**Records to use**

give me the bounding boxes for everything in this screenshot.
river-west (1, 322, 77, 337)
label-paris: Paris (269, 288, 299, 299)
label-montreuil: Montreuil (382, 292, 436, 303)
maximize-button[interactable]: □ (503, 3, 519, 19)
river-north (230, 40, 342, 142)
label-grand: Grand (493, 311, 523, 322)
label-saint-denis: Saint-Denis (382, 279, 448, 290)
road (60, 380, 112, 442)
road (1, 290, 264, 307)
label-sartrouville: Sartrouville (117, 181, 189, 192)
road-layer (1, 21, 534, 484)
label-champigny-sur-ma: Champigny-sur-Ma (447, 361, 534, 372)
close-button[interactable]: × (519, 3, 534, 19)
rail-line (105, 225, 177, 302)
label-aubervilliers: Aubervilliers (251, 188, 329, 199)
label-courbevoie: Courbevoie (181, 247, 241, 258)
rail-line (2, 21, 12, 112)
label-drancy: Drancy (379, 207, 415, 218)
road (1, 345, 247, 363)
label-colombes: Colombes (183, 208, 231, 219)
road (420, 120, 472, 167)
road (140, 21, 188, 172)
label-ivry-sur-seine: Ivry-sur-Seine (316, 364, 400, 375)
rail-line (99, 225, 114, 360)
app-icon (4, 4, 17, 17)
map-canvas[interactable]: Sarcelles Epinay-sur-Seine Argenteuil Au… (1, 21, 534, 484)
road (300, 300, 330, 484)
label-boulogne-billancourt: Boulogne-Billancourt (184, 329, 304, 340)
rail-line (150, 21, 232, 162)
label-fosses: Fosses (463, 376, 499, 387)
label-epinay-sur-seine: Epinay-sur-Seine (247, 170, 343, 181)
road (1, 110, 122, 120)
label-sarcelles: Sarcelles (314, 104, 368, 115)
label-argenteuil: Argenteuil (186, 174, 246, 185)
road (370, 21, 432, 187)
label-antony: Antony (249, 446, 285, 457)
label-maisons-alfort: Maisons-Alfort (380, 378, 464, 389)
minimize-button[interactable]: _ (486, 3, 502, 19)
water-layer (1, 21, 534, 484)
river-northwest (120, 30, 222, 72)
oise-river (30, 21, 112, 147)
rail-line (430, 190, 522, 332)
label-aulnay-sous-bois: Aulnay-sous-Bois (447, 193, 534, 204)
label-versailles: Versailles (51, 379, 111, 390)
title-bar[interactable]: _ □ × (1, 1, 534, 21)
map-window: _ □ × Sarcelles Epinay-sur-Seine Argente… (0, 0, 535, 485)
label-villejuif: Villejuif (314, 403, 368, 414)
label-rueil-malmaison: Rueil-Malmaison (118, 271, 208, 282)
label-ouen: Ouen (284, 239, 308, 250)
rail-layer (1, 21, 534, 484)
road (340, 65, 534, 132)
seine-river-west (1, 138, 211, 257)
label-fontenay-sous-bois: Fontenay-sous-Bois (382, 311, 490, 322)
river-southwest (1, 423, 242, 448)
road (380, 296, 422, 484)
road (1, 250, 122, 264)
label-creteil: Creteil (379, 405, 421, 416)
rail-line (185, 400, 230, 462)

**Goal of the exercise**
Copy every line of the data above verbatim, in the same order and with nothing changed.

**Result below**
give me the bounding boxes for everything in this screenshot.
river-west (1, 322, 77, 337)
label-paris: Paris (269, 288, 299, 299)
label-montreuil: Montreuil (382, 292, 436, 303)
maximize-button[interactable]: □ (503, 3, 519, 19)
river-north (230, 40, 342, 142)
label-grand: Grand (493, 311, 523, 322)
label-saint-denis: Saint-Denis (382, 279, 448, 290)
road (60, 380, 112, 442)
road (1, 290, 264, 307)
label-sartrouville: Sartrouville (117, 181, 189, 192)
road-layer (1, 21, 534, 484)
label-champigny-sur-ma: Champigny-sur-Ma (447, 361, 534, 372)
close-button[interactable]: × (519, 3, 534, 19)
rail-line (105, 225, 177, 302)
label-aubervilliers: Aubervilliers (251, 188, 329, 199)
label-courbevoie: Courbevoie (181, 247, 241, 258)
rail-line (2, 21, 12, 112)
label-drancy: Drancy (379, 207, 415, 218)
road (1, 345, 247, 363)
label-colombes: Colombes (183, 208, 231, 219)
road (420, 120, 472, 167)
road (140, 21, 188, 172)
label-ivry-sur-seine: Ivry-sur-Seine (316, 364, 400, 375)
rail-line (99, 225, 114, 360)
app-icon (4, 4, 17, 17)
map-canvas[interactable]: Sarcelles Epinay-sur-Seine Argenteuil Au… (1, 21, 534, 484)
road (300, 300, 330, 484)
label-boulogne-billancourt: Boulogne-Billancourt (184, 329, 304, 340)
rail-line (150, 21, 232, 162)
label-fosses: Fosses (463, 376, 499, 387)
label-epinay-sur-seine: Epinay-sur-Seine (247, 170, 343, 181)
road (1, 110, 122, 120)
label-sarcelles: Sarcelles (314, 104, 368, 115)
label-argenteuil: Argenteuil (186, 174, 246, 185)
road (370, 21, 432, 187)
label-antony: Antony (249, 446, 285, 457)
label-maisons-alfort: Maisons-Alfort (380, 378, 464, 389)
minimize-button[interactable]: _ (486, 3, 502, 19)
water-layer (1, 21, 534, 484)
river-northwest (120, 30, 222, 72)
oise-river (30, 21, 112, 147)
rail-line (430, 190, 522, 332)
label-aulnay-sous-bois: Aulnay-sous-Bois (447, 193, 534, 204)
label-versailles: Versailles (51, 379, 111, 390)
title-bar[interactable]: _ □ × (1, 1, 534, 21)
map-window: _ □ × Sarcelles Epinay-sur-Seine Argente… (0, 0, 535, 485)
label-villejuif: Villejuif (314, 403, 368, 414)
label-rueil-malmaison: Rueil-Malmaison (118, 271, 208, 282)
label-ouen: Ouen (284, 239, 308, 250)
rail-layer (1, 21, 534, 484)
road (340, 65, 534, 132)
seine-river-west (1, 138, 211, 257)
label-fontenay-sous-bois: Fontenay-sous-Bois (382, 311, 490, 322)
river-southwest (1, 423, 242, 448)
road (380, 296, 422, 484)
road (1, 250, 122, 264)
label-creteil: Creteil (379, 405, 421, 416)
rail-line (185, 400, 230, 462)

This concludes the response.